Will you output the entries below exactly, skipping every image they contain?

◆ ◆ ◆ ◆ ◆ ◆ ◆

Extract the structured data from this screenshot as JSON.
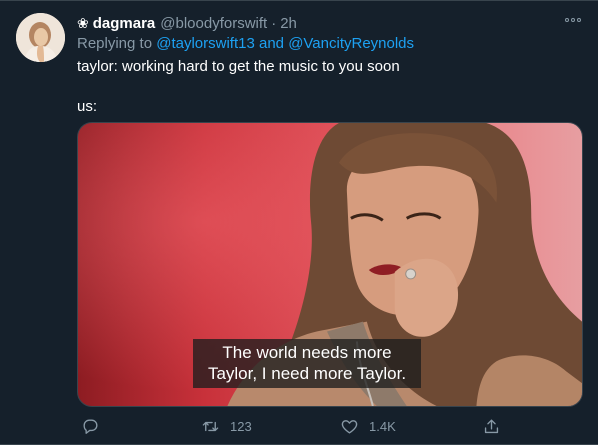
{
  "tweet": {
    "author": {
      "prefix_icon": "❀",
      "display_name": "dagmara",
      "handle": "@bloodyforswift",
      "separator": "·",
      "timestamp": "2h"
    },
    "reply": {
      "prefix": "Replying to ",
      "mention_1": "@taylorswift13",
      "joiner": " and ",
      "mention_2": "@VancityReynolds"
    },
    "text_lines": {
      "line_1": "taylor: working hard to get the music to you soon",
      "line_2": "us:"
    },
    "media": {
      "caption_line_1": "The world needs more",
      "caption_line_2": "Taylor, I need more Taylor."
    },
    "actions": {
      "reply_icon": "reply-icon",
      "retweet_icon": "retweet-icon",
      "retweet_count": "123",
      "like_icon": "heart-icon",
      "like_count": "1.4K",
      "share_icon": "share-icon"
    },
    "colors": {
      "background": "#15202b",
      "muted": "#8899a6",
      "link": "#1da1f2",
      "border": "#38444d"
    }
  }
}
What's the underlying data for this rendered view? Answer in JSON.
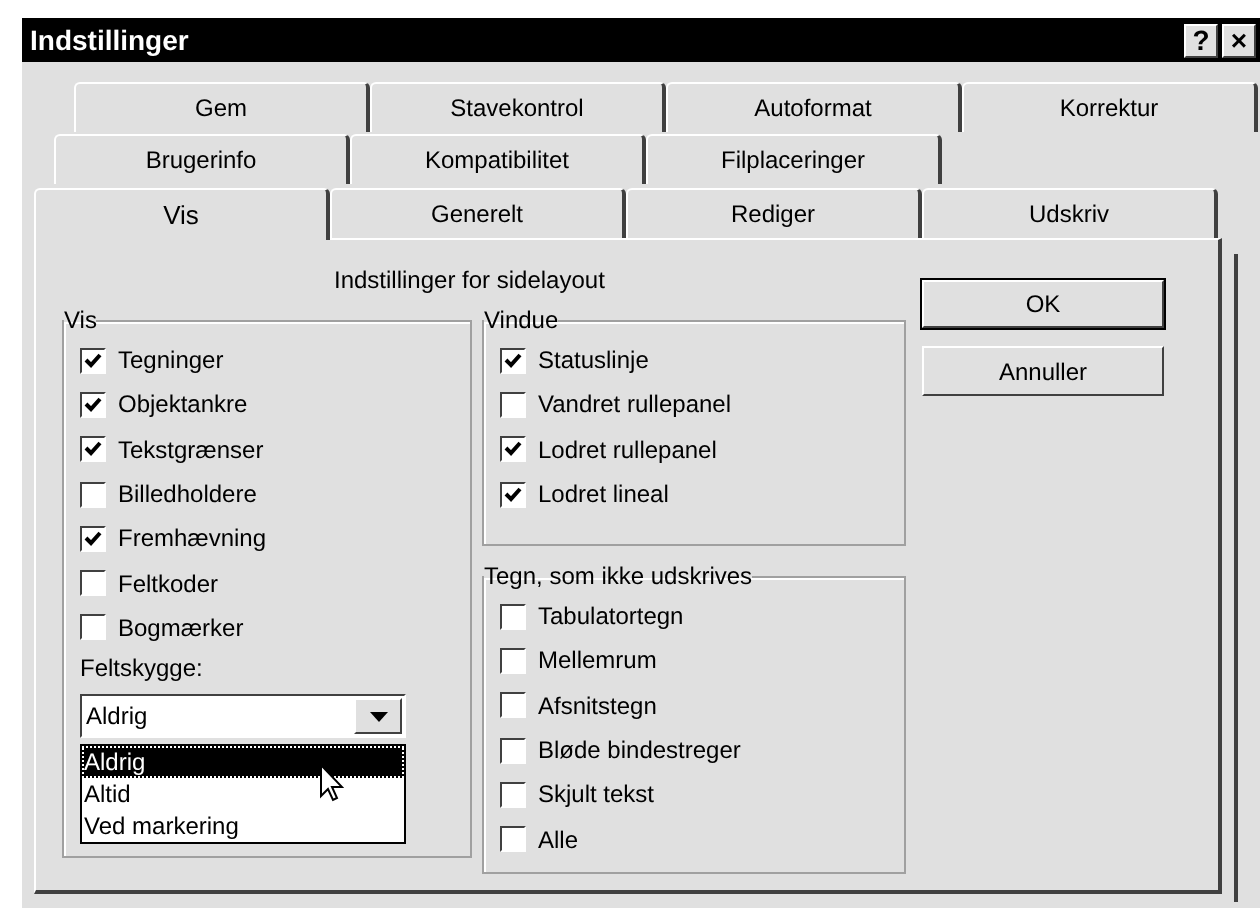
{
  "window": {
    "title": "Indstillinger",
    "help_button": "?",
    "close_button": "×"
  },
  "tab_rows": [
    [
      {
        "label": "Gem",
        "selected": false
      },
      {
        "label": "Stavekontrol",
        "selected": false
      },
      {
        "label": "Autoformat",
        "selected": false
      },
      {
        "label": "Korrektur",
        "selected": false
      }
    ],
    [
      {
        "label": "Brugerinfo",
        "selected": false
      },
      {
        "label": "Kompatibilitet",
        "selected": false
      },
      {
        "label": "Filplaceringer",
        "selected": false
      }
    ],
    [
      {
        "label": "Vis",
        "selected": true
      },
      {
        "label": "Generelt",
        "selected": false
      },
      {
        "label": "Rediger",
        "selected": false
      },
      {
        "label": "Udskriv",
        "selected": false
      }
    ]
  ],
  "panel": {
    "heading": "Indstillinger for sidelayout",
    "vis_group": {
      "title": "Vis",
      "options": [
        {
          "label": "Tegninger",
          "checked": true
        },
        {
          "label": "Objektankre",
          "checked": true
        },
        {
          "label": "Tekstgrænser",
          "checked": true
        },
        {
          "label": "Billedholdere",
          "checked": false
        },
        {
          "label": "Fremhævning",
          "checked": true
        },
        {
          "label": "Feltkoder",
          "checked": false
        },
        {
          "label": "Bogmærker",
          "checked": false
        }
      ],
      "field_shading": {
        "label": "Feltskygge:",
        "value": "Aldrig",
        "expanded": true,
        "options": [
          {
            "label": "Aldrig",
            "selected": true
          },
          {
            "label": "Altid",
            "selected": false
          },
          {
            "label": "Ved markering",
            "selected": false
          }
        ]
      }
    },
    "window_group": {
      "title": "Vindue",
      "options": [
        {
          "label": "Statuslinje",
          "checked": true
        },
        {
          "label": "Vandret rullepanel",
          "checked": false
        },
        {
          "label": "Lodret rullepanel",
          "checked": true
        },
        {
          "label": "Lodret lineal",
          "checked": true
        }
      ]
    },
    "nonprinting_group": {
      "title": "Tegn, som ikke udskrives",
      "options": [
        {
          "label": "Tabulatortegn",
          "checked": false
        },
        {
          "label": "Mellemrum",
          "checked": false
        },
        {
          "label": "Afsnitstegn",
          "checked": false
        },
        {
          "label": "Bløde bindestreger",
          "checked": false
        },
        {
          "label": "Skjult tekst",
          "checked": false
        },
        {
          "label": "Alle",
          "checked": false
        }
      ]
    },
    "buttons": [
      {
        "label": "OK",
        "default": true
      },
      {
        "label": "Annuller",
        "default": false
      }
    ]
  }
}
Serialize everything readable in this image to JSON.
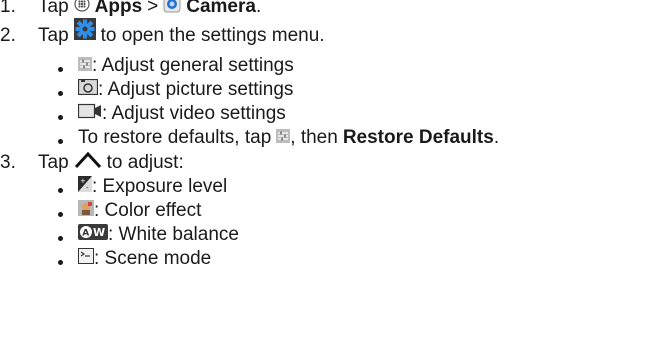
{
  "steps": [
    {
      "number": "1.",
      "text_tap": "Tap",
      "apps_label": "Apps",
      "separator": ">",
      "camera_label": "Camera",
      "end": "."
    },
    {
      "number": "2.",
      "text_tap": "Tap",
      "text_after": "to open the settings menu.",
      "bullets": [
        {
          "icon": "general-settings-icon",
          "text": ": Adjust general settings"
        },
        {
          "icon": "picture-settings-icon",
          "text": ": Adjust picture settings"
        },
        {
          "icon": "video-settings-icon",
          "text": ": Adjust video settings"
        }
      ],
      "restore": {
        "before": "To restore defaults, tap",
        "middle": ", then",
        "bold": "Restore Defaults",
        "end": "."
      }
    },
    {
      "number": "3.",
      "text_tap": "Tap",
      "text_after": "to adjust:",
      "bullets": [
        {
          "icon": "exposure-icon",
          "text": ": Exposure level"
        },
        {
          "icon": "color-effect-icon",
          "text": ": Color effect"
        },
        {
          "icon": "white-balance-icon",
          "text": ": White balance"
        },
        {
          "icon": "scene-mode-icon",
          "text": ": Scene mode"
        }
      ]
    }
  ],
  "colors": {
    "text": "#1a1a1a",
    "settings_gear": "#1f7fd6",
    "camera_icon": "#1f6fd0"
  }
}
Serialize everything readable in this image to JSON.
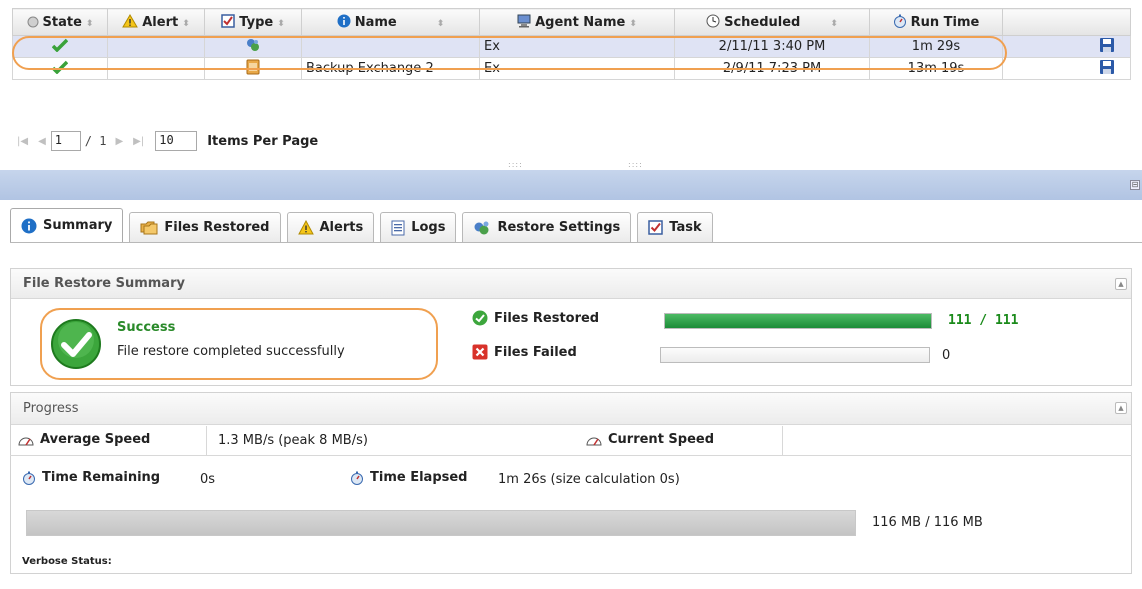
{
  "grid": {
    "columns": [
      {
        "label": "State",
        "icon": "circle-icon"
      },
      {
        "label": "Alert",
        "icon": "warning-icon"
      },
      {
        "label": "Type",
        "icon": "task-icon"
      },
      {
        "label": "Name",
        "icon": "info-icon"
      },
      {
        "label": "Agent Name",
        "icon": "computer-icon"
      },
      {
        "label": "Scheduled",
        "icon": "clock-icon"
      },
      {
        "label": "Run Time",
        "icon": "stopwatch-icon"
      }
    ],
    "rows": [
      {
        "state": "success",
        "type": "restore",
        "name": "",
        "agent": "Ex",
        "scheduled": "2/11/11 3:40 PM",
        "run_time": "1m 29s",
        "selected": true
      },
      {
        "state": "success",
        "type": "backup",
        "name": "Backup Exchange 2",
        "agent": "Ex",
        "scheduled": "2/9/11 7:23 PM",
        "run_time": "13m 19s",
        "selected": false
      }
    ]
  },
  "pager": {
    "page": "1",
    "page_total": "/ 1",
    "items_per_page": "10",
    "items_per_page_label": "Items Per Page"
  },
  "tabs": [
    {
      "label": "Summary",
      "icon": "info-icon",
      "active": true
    },
    {
      "label": "Files Restored",
      "icon": "folders-icon",
      "active": false
    },
    {
      "label": "Alerts",
      "icon": "warning-icon",
      "active": false
    },
    {
      "label": "Logs",
      "icon": "log-icon",
      "active": false
    },
    {
      "label": "Restore Settings",
      "icon": "restore-icon",
      "active": false
    },
    {
      "label": "Task",
      "icon": "task-icon",
      "active": false
    }
  ],
  "summary": {
    "title": "File Restore Summary",
    "status": "Success",
    "message": "File restore completed successfully",
    "files_restored_label": "Files Restored",
    "files_restored_count": "111 / 111",
    "files_restored_fraction": 1.0,
    "files_failed_label": "Files Failed",
    "files_failed_count": "0",
    "files_failed_fraction": 0.0
  },
  "progress": {
    "title": "Progress",
    "avg_speed_label": "Average Speed",
    "avg_speed_value": "1.3 MB/s (peak 8 MB/s)",
    "current_speed_label": "Current Speed",
    "current_speed_value": "",
    "time_remaining_label": "Time Remaining",
    "time_remaining_value": "0s",
    "time_elapsed_label": "Time Elapsed",
    "time_elapsed_value": "1m 26s (size calculation 0s)",
    "size_text": "116 MB / 116 MB",
    "size_fraction": 1.0,
    "verbose_label": "Verbose Status:"
  },
  "colors": {
    "success": "#2a8a2a",
    "highlight": "#f0a050",
    "selected_row": "#dfe3f4",
    "band": "#b8c9e6"
  }
}
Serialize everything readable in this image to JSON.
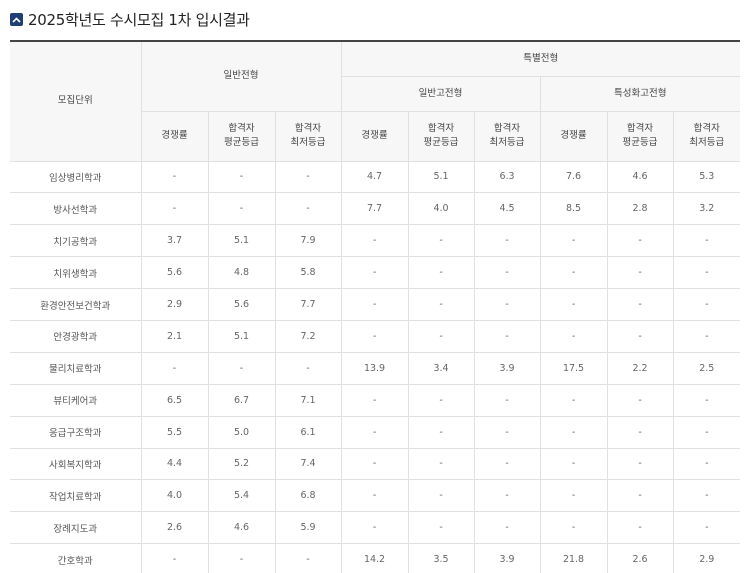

◆ ◆ ◆ ◆ ◆ ◆ ◆

> WRITTEN SOLUTION:
Extract the structured data from this screenshot as JSON.
{
  "tweet": {
    "author": {
      "prefix_icon": "❀",
      "display_name": "dagmara",
      "handle": "@bloodyforswift",
      "separator": "·",
      "timestamp": "2h"
    },
    "reply": {
      "prefix": "Replying to ",
      "mention_1": "@taylorswift13",
      "joiner": " and ",
      "mention_2": "@VancityReynolds"
    },
    "text_lines": {
      "line_1": "taylor: working hard to get the music to you soon",
      "line_2": "us:"
    },
    "media": {
      "caption_line_1": "The world needs more",
      "caption_line_2": "Taylor, I need more Taylor."
    },
    "actions": {
      "reply_icon": "reply-icon",
      "retweet_icon": "retweet-icon",
      "retweet_count": "123",
      "like_icon": "heart-icon",
      "like_count": "1.4K",
      "share_icon": "share-icon"
    },
    "colors": {
      "background": "#15202b",
      "muted": "#8899a6",
      "link": "#1da1f2",
      "border": "#38444d"
    }
  }
}
What's the underlying data for this rendered view? Answer in JSON.
{
  "window": {
    "title": "Indstillinger",
    "help_button": "?",
    "close_button": "×"
  },
  "tab_rows": [
    [
      {
        "label": "Gem",
        "selected": false
      },
      {
        "label": "Stavekontrol",
        "selected": false
      },
      {
        "label": "Autoformat",
        "selected": false
      },
      {
        "label": "Korrektur",
        "selected": false
      }
    ],
    [
      {
        "label": "Brugerinfo",
        "selected": false
      },
      {
        "label": "Kompatibilitet",
        "selected": false
      },
      {
        "label": "Filplaceringer",
        "selected": false
      }
    ],
    [
      {
        "label": "Vis",
        "selected": true
      },
      {
        "label": "Generelt",
        "selected": false
      },
      {
        "label": "Rediger",
        "selected": false
      },
      {
        "label": "Udskriv",
        "selected": false
      }
    ]
  ],
  "panel": {
    "heading": "Indstillinger for sidelayout",
    "vis_group": {
      "title": "Vis",
      "options": [
        {
          "label": "Tegninger",
          "checked": true
        },
        {
          "label": "Objektankre",
          "checked": true
        },
        {
          "label": "Tekstgrænser",
          "checked": true
        },
        {
          "label": "Billedholdere",
          "checked": false
        },
        {
          "label": "Fremhævning",
          "checked": true
        },
        {
          "label": "Feltkoder",
          "checked": false
        },
        {
          "label": "Bogmærker",
          "checked": false
        }
      ],
      "field_shading": {
        "label": "Feltskygge:",
        "value": "Aldrig",
        "expanded": true,
        "options": [
          {
            "label": "Aldrig",
            "selected": true
          },
          {
            "label": "Altid",
            "selected": false
          },
          {
            "label": "Ved markering",
            "selected": false
          }
        ]
      }
    },
    "window_group": {
      "title": "Vindue",
      "options": [
        {
          "label": "Statuslinje",
          "checked": true
        },
        {
          "label": "Vandret rullepanel",
          "checked": false
        },
        {
          "label": "Lodret rullepanel",
          "checked": true
        },
        {
          "label": "Lodret lineal",
          "checked": true
        }
      ]
    },
    "nonprinting_group": {
      "title": "Tegn, som ikke udskrives",
      "options": [
        {
          "label": "Tabulatortegn",
          "checked": false
        },
        {
          "label": "Mellemrum",
          "checked": false
        },
        {
          "label": "Afsnitstegn",
          "checked": false
        },
        {
          "label": "Bløde bindestreger",
          "checked": false
        },
        {
          "label": "Skjult tekst",
          "checked": false
        },
        {
          "label": "Alle",
          "checked": false
        }
      ]
    },
    "buttons": [
      {
        "label": "OK",
        "default": true
      },
      {
        "label": "Annuller",
        "default": false
      }
    ]
  }
}
Serialize everything readable in this image to JSON.
{
  "steps": [
    {
      "number": "1.",
      "text_tap": "Tap",
      "apps_label": "Apps",
      "separator": ">",
      "camera_label": "Camera",
      "end": "."
    },
    {
      "number": "2.",
      "text_tap": "Tap",
      "text_after": "to open the settings menu.",
      "bullets": [
        {
          "icon": "general-settings-icon",
          "text": ": Adjust general settings"
        },
        {
          "icon": "picture-settings-icon",
          "text": ": Adjust picture settings"
        },
        {
          "icon": "video-settings-icon",
          "text": ": Adjust video settings"
        }
      ],
      "restore": {
        "before": "To restore defaults, tap",
        "middle": ", then",
        "bold": "Restore Defaults",
        "end": "."
      }
    },
    {
      "number": "3.",
      "text_tap": "Tap",
      "text_after": "to adjust:",
      "bullets": [
        {
          "icon": "exposure-icon",
          "text": ": Exposure level"
        },
        {
          "icon": "color-effect-icon",
          "text": ": Color effect"
        },
        {
          "icon": "white-balance-icon",
          "text": ": White balance"
        },
        {
          "icon": "scene-mode-icon",
          "text": ": Scene mode"
        }
      ]
    }
  ],
  "colors": {
    "text": "#1a1a1a",
    "settings_gear": "#1f7fd6",
    "camera_icon": "#1f6fd0"
  }
}
Serialize everything readable in this image to JSON.
{
  "grid": {
    "columns": [
      {
        "label": "State",
        "icon": "circle-icon"
      },
      {
        "label": "Alert",
        "icon": "warning-icon"
      },
      {
        "label": "Type",
        "icon": "task-icon"
      },
      {
        "label": "Name",
        "icon": "info-icon"
      },
      {
        "label": "Agent Name",
        "icon": "computer-icon"
      },
      {
        "label": "Scheduled",
        "icon": "clock-icon"
      },
      {
        "label": "Run Time",
        "icon": "stopwatch-icon"
      }
    ],
    "rows": [
      {
        "state": "success",
        "type": "restore",
        "name": "",
        "agent": "Ex",
        "scheduled": "2/11/11 3:40 PM",
        "run_time": "1m 29s",
        "selected": true
      },
      {
        "state": "success",
        "type": "backup",
        "name": "Backup Exchange 2",
        "agent": "Ex",
        "scheduled": "2/9/11 7:23 PM",
        "run_time": "13m 19s",
        "selected": false
      }
    ]
  },
  "pager": {
    "page": "1",
    "page_total": "/ 1",
    "items_per_page": "10",
    "items_per_page_label": "Items Per Page"
  },
  "tabs": [
    {
      "label": "Summary",
      "icon": "info-icon",
      "active": true
    },
    {
      "label": "Files Restored",
      "icon": "folders-icon",
      "active": false
    },
    {
      "label": "Alerts",
      "icon": "warning-icon",
      "active": false
    },
    {
      "label": "Logs",
      "icon": "log-icon",
      "active": false
    },
    {
      "label": "Restore Settings",
      "icon": "restore-icon",
      "active": false
    },
    {
      "label": "Task",
      "icon": "task-icon",
      "active": false
    }
  ],
  "summary": {
    "title": "File Restore Summary",
    "status": "Success",
    "message": "File restore completed successfully",
    "files_restored_label": "Files Restored",
    "files_restored_count": "111 / 111",
    "files_restored_fraction": 1.0,
    "files_failed_label": "Files Failed",
    "files_failed_count": "0",
    "files_failed_fraction": 0.0
  },
  "progress": {
    "title": "Progress",
    "avg_speed_label": "Average Speed",
    "avg_speed_value": "1.3 MB/s (peak 8 MB/s)",
    "current_speed_label": "Current Speed",
    "current_speed_value": "",
    "time_remaining_label": "Time Remaining",
    "time_remaining_value": "0s",
    "time_elapsed_label": "Time Elapsed",
    "time_elapsed_value": "1m 26s (size calculation 0s)",
    "size_text": "116 MB / 116 MB",
    "size_fraction": 1.0,
    "verbose_label": "Verbose Status:"
  },
  "colors": {
    "success": "#2a8a2a",
    "highlight": "#f0a050",
    "selected_row": "#dfe3f4",
    "band": "#b8c9e6"
  }
}
Serialize everything readable in this image to JSON.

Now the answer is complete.